__WRITTEN EXERCISE__
Go through the entries one line at a time, and gather every line that has the word "Побеждает".

== TASK INPUT ==

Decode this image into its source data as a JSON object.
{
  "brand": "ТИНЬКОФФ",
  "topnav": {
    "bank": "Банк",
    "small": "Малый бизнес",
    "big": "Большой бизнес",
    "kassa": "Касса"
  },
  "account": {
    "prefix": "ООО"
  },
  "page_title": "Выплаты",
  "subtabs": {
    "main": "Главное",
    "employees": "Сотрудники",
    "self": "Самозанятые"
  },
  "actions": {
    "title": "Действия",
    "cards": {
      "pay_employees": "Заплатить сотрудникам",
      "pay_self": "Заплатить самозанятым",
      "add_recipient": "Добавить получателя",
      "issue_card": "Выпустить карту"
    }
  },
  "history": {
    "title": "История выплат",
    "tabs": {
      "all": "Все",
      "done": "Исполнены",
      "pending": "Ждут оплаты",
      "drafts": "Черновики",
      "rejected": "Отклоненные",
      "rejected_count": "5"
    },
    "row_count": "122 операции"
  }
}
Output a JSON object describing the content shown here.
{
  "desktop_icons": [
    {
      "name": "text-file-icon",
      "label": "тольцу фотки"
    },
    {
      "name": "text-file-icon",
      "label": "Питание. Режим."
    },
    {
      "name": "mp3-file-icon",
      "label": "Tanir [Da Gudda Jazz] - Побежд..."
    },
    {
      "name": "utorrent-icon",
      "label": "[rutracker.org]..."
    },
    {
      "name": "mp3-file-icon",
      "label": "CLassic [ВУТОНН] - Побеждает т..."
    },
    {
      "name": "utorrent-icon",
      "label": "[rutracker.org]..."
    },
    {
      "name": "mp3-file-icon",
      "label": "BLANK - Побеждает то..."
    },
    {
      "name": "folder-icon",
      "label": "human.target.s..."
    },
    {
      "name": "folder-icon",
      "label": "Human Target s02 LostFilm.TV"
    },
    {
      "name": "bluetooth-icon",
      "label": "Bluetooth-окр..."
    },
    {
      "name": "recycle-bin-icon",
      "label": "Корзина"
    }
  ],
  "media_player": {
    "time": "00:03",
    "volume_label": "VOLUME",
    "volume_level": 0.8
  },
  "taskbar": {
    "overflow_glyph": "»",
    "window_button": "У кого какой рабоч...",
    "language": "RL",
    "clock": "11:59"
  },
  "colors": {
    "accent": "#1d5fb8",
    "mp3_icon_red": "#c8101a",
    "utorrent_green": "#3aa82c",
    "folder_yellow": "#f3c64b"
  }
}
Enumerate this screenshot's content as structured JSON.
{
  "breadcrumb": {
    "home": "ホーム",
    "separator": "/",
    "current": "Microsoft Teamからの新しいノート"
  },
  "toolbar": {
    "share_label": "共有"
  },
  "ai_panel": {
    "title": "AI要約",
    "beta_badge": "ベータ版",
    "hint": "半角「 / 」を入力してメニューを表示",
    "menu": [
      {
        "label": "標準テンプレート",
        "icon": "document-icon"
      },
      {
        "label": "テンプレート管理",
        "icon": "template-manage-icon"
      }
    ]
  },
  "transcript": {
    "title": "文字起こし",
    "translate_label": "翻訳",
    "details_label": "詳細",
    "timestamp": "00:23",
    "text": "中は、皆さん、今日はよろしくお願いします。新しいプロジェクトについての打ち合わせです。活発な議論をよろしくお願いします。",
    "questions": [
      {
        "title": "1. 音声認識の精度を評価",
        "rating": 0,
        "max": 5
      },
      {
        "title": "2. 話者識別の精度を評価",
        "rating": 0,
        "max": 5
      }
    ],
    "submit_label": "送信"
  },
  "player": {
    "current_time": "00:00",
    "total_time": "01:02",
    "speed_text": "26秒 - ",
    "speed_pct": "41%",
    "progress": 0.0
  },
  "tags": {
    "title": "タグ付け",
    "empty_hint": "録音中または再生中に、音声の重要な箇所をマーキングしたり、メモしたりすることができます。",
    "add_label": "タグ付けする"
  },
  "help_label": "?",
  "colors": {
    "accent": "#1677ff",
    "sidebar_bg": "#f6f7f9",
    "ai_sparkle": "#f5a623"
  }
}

===

__SOLUTION__
      "label": "CLassic [ВУТОНН] - Побеждает т..."
      "label": "BLANK - Побеждает то..."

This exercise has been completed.